Figure collection entries
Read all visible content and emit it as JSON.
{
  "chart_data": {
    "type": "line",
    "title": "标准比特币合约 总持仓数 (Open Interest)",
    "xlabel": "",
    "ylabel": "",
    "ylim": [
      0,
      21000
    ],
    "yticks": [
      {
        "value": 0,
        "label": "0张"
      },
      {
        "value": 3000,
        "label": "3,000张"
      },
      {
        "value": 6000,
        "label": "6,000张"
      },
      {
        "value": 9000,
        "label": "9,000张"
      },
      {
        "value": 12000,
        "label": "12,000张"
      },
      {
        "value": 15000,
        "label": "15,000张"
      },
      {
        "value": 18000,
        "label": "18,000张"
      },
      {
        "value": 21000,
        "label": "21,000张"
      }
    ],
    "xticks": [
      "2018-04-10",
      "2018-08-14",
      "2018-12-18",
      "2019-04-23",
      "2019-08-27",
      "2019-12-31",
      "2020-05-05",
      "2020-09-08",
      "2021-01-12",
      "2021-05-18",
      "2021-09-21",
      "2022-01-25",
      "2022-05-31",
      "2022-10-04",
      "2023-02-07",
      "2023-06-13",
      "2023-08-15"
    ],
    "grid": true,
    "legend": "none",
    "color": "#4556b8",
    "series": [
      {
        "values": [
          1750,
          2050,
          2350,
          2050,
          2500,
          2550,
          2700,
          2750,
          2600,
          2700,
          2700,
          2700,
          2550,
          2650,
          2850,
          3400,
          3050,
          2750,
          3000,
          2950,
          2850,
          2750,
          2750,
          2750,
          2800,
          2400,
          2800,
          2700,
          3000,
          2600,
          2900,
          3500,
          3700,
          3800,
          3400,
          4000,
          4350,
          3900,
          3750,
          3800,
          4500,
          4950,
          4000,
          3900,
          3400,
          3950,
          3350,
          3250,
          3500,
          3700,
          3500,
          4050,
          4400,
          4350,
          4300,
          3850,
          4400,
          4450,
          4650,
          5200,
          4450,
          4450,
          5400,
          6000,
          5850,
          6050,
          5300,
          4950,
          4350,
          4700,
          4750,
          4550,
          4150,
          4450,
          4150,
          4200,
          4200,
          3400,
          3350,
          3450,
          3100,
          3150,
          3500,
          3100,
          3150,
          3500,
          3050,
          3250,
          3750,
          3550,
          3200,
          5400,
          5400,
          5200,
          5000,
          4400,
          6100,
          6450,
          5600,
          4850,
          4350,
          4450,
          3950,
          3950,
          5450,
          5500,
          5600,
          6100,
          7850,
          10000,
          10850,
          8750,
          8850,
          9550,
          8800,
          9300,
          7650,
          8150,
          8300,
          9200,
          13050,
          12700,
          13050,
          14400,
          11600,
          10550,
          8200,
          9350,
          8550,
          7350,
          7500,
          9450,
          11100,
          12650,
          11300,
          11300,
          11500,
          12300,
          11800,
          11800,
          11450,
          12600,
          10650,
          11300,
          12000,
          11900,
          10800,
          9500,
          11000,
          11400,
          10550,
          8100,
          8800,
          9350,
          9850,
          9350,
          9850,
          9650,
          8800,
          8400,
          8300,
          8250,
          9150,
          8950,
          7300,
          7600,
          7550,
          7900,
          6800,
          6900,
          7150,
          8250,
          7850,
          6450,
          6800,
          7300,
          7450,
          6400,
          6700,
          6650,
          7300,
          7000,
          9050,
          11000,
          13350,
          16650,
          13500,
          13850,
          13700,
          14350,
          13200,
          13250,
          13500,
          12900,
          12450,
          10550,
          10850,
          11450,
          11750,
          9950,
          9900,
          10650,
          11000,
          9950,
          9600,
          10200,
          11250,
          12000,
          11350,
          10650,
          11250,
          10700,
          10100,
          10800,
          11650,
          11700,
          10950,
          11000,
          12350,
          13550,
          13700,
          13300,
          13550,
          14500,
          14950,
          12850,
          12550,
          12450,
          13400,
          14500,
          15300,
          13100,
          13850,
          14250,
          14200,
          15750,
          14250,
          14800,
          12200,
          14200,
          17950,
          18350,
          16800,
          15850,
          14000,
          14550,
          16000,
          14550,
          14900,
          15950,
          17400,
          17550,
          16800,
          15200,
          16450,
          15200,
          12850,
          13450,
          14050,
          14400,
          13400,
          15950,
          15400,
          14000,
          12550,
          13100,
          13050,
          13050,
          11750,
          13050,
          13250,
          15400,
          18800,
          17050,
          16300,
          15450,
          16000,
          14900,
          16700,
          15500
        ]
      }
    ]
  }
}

WHAT YOU SHOULD DO
Faithfully transcribe the whole of the data.

THE RESPONSE
Read all visible content and emit it as JSON.
{
  "chart_data": {
    "type": "line",
    "title": "标准比特币合约 总持仓数 (Open Interest)",
    "xlabel": "",
    "ylabel": "",
    "ylim": [
      0,
      21000
    ],
    "yticks": [
      {
        "value": 0,
        "label": "0张"
      },
      {
        "value": 3000,
        "label": "3,000张"
      },
      {
        "value": 6000,
        "label": "6,000张"
      },
      {
        "value": 9000,
        "label": "9,000张"
      },
      {
        "value": 12000,
        "label": "12,000张"
      },
      {
        "value": 15000,
        "label": "15,000张"
      },
      {
        "value": 18000,
        "label": "18,000张"
      },
      {
        "value": 21000,
        "label": "21,000张"
      }
    ],
    "xticks": [
      "2018-04-10",
      "2018-08-14",
      "2018-12-18",
      "2019-04-23",
      "2019-08-27",
      "2019-12-31",
      "2020-05-05",
      "2020-09-08",
      "2021-01-12",
      "2021-05-18",
      "2021-09-21",
      "2022-01-25",
      "2022-05-31",
      "2022-10-04",
      "2023-02-07",
      "2023-06-13",
      "2023-08-15"
    ],
    "grid": true,
    "legend": "none",
    "color": "#4556b8",
    "series": [
      {
        "values": [
          1750,
          2050,
          2350,
          2050,
          2500,
          2550,
          2700,
          2750,
          2600,
          2700,
          2700,
          2700,
          2550,
          2650,
          2850,
          3400,
          3050,
          2750,
          3000,
          2950,
          2850,
          2750,
          2750,
          2750,
          2800,
          2400,
          2800,
          2700,
          3000,
          2600,
          2900,
          3500,
          3700,
          3800,
          3400,
          4000,
          4350,
          3900,
          3750,
          3800,
          4500,
          4950,
          4000,
          3900,
          3400,
          3950,
          3350,
          3250,
          3500,
          3700,
          3500,
          4050,
          4400,
          4350,
          4300,
          3850,
          4400,
          4450,
          4650,
          5200,
          4450,
          4450,
          5400,
          6000,
          5850,
          6050,
          5300,
          4950,
          4350,
          4700,
          4750,
          4550,
          4150,
          4450,
          4150,
          4200,
          4200,
          3400,
          3350,
          3450,
          3100,
          3150,
          3500,
          3100,
          3150,
          3500,
          3050,
          3250,
          3750,
          3550,
          3200,
          5400,
          5400,
          5200,
          5000,
          4400,
          6100,
          6450,
          5600,
          4850,
          4350,
          4450,
          3950,
          3950,
          5450,
          5500,
          5600,
          6100,
          7850,
          10000,
          10850,
          8750,
          8850,
          9550,
          8800,
          9300,
          7650,
          8150,
          8300,
          9200,
          13050,
          12700,
          13050,
          14400,
          11600,
          10550,
          8200,
          9350,
          8550,
          7350,
          7500,
          9450,
          11100,
          12650,
          11300,
          11300,
          11500,
          12300,
          11800,
          11800,
          11450,
          12600,
          10650,
          11300,
          12000,
          11900,
          10800,
          9500,
          11000,
          11400,
          10550,
          8100,
          8800,
          9350,
          9850,
          9350,
          9850,
          9650,
          8800,
          8400,
          8300,
          8250,
          9150,
          8950,
          7300,
          7600,
          7550,
          7900,
          6800,
          6900,
          7150,
          8250,
          7850,
          6450,
          6800,
          7300,
          7450,
          6400,
          6700,
          6650,
          7300,
          7000,
          9050,
          11000,
          13350,
          16650,
          13500,
          13850,
          13700,
          14350,
          13200,
          13250,
          13500,
          12900,
          12450,
          10550,
          10850,
          11450,
          11750,
          9950,
          9900,
          10650,
          11000,
          9950,
          9600,
          10200,
          11250,
          12000,
          11350,
          10650,
          11250,
          10700,
          10100,
          10800,
          11650,
          11700,
          10950,
          11000,
          12350,
          13550,
          13700,
          13300,
          13550,
          14500,
          14950,
          12850,
          12550,
          12450,
          13400,
          14500,
          15300,
          13100,
          13850,
          14250,
          14200,
          15750,
          14250,
          14800,
          12200,
          14200,
          17950,
          18350,
          16800,
          15850,
          14000,
          14550,
          16000,
          14550,
          14900,
          15950,
          17400,
          17550,
          16800,
          15200,
          16450,
          15200,
          12850,
          13450,
          14050,
          14400,
          13400,
          15950,
          15400,
          14000,
          12550,
          13100,
          13050,
          13050,
          11750,
          13050,
          13250,
          15400,
          18800,
          17050,
          16300,
          15450,
          16000,
          14900,
          16700,
          15500
        ]
      }
    ]
  }
}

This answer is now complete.